- **Task instructions**
Exactly as they appear, output all of the records. Skip any images.

- **Dataset rows**
★ ★ ★ ★ ★
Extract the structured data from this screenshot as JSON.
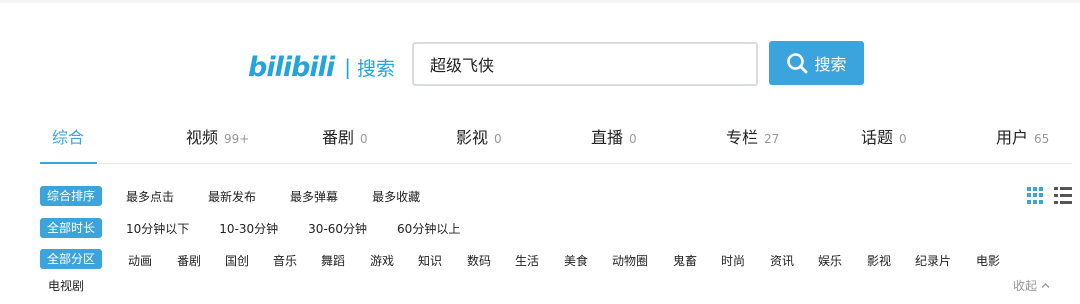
{
  "header": {
    "logo": "bilibili",
    "logo_separator": "|",
    "logo_subtitle": "搜索",
    "search_value": "超级飞侠",
    "search_button_label": "搜索"
  },
  "tabs": [
    {
      "label": "综合",
      "count": ""
    },
    {
      "label": "视频",
      "count": "99+"
    },
    {
      "label": "番剧",
      "count": "0"
    },
    {
      "label": "影视",
      "count": "0"
    },
    {
      "label": "直播",
      "count": "0"
    },
    {
      "label": "专栏",
      "count": "27"
    },
    {
      "label": "话题",
      "count": "0"
    },
    {
      "label": "用户",
      "count": "65"
    }
  ],
  "order_filter": {
    "active": "综合排序",
    "options": [
      "最多点击",
      "最新发布",
      "最多弹幕",
      "最多收藏"
    ]
  },
  "duration_filter": {
    "active": "全部时长",
    "options": [
      "10分钟以下",
      "10-30分钟",
      "30-60分钟",
      "60分钟以上"
    ]
  },
  "category_filter": {
    "active": "全部分区",
    "options": [
      "动画",
      "番剧",
      "国创",
      "音乐",
      "舞蹈",
      "游戏",
      "知识",
      "数码",
      "生活",
      "美食",
      "动物圈",
      "鬼畜",
      "时尚",
      "资讯",
      "娱乐",
      "影视",
      "纪录片",
      "电影",
      "电视剧"
    ]
  },
  "collapse_label": "收起",
  "colors": {
    "accent": "#3ba4dc",
    "logo": "#24a4dd",
    "muted": "#999999"
  },
  "icons": {
    "search": "magnifier-icon",
    "grid_view": "grid-view-icon",
    "list_view": "list-view-icon",
    "collapse": "chevron-up-icon"
  }
}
★ ★ ★ ★ ★
- **Task result**
Extract the structured data from this screenshot as JSON.
{
  "header": {
    "logo": "bilibili",
    "logo_separator": "|",
    "logo_subtitle": "搜索",
    "search_value": "超级飞侠",
    "search_button_label": "搜索"
  },
  "tabs": [
    {
      "label": "综合",
      "count": ""
    },
    {
      "label": "视频",
      "count": "99+"
    },
    {
      "label": "番剧",
      "count": "0"
    },
    {
      "label": "影视",
      "count": "0"
    },
    {
      "label": "直播",
      "count": "0"
    },
    {
      "label": "专栏",
      "count": "27"
    },
    {
      "label": "话题",
      "count": "0"
    },
    {
      "label": "用户",
      "count": "65"
    }
  ],
  "order_filter": {
    "active": "综合排序",
    "options": [
      "最多点击",
      "最新发布",
      "最多弹幕",
      "最多收藏"
    ]
  },
  "duration_filter": {
    "active": "全部时长",
    "options": [
      "10分钟以下",
      "10-30分钟",
      "30-60分钟",
      "60分钟以上"
    ]
  },
  "category_filter": {
    "active": "全部分区",
    "options": [
      "动画",
      "番剧",
      "国创",
      "音乐",
      "舞蹈",
      "游戏",
      "知识",
      "数码",
      "生活",
      "美食",
      "动物圈",
      "鬼畜",
      "时尚",
      "资讯",
      "娱乐",
      "影视",
      "纪录片",
      "电影",
      "电视剧"
    ]
  },
  "collapse_label": "收起",
  "colors": {
    "accent": "#3ba4dc",
    "logo": "#24a4dd",
    "muted": "#999999"
  },
  "icons": {
    "search": "magnifier-icon",
    "grid_view": "grid-view-icon",
    "list_view": "list-view-icon",
    "collapse": "chevron-up-icon"
  }
}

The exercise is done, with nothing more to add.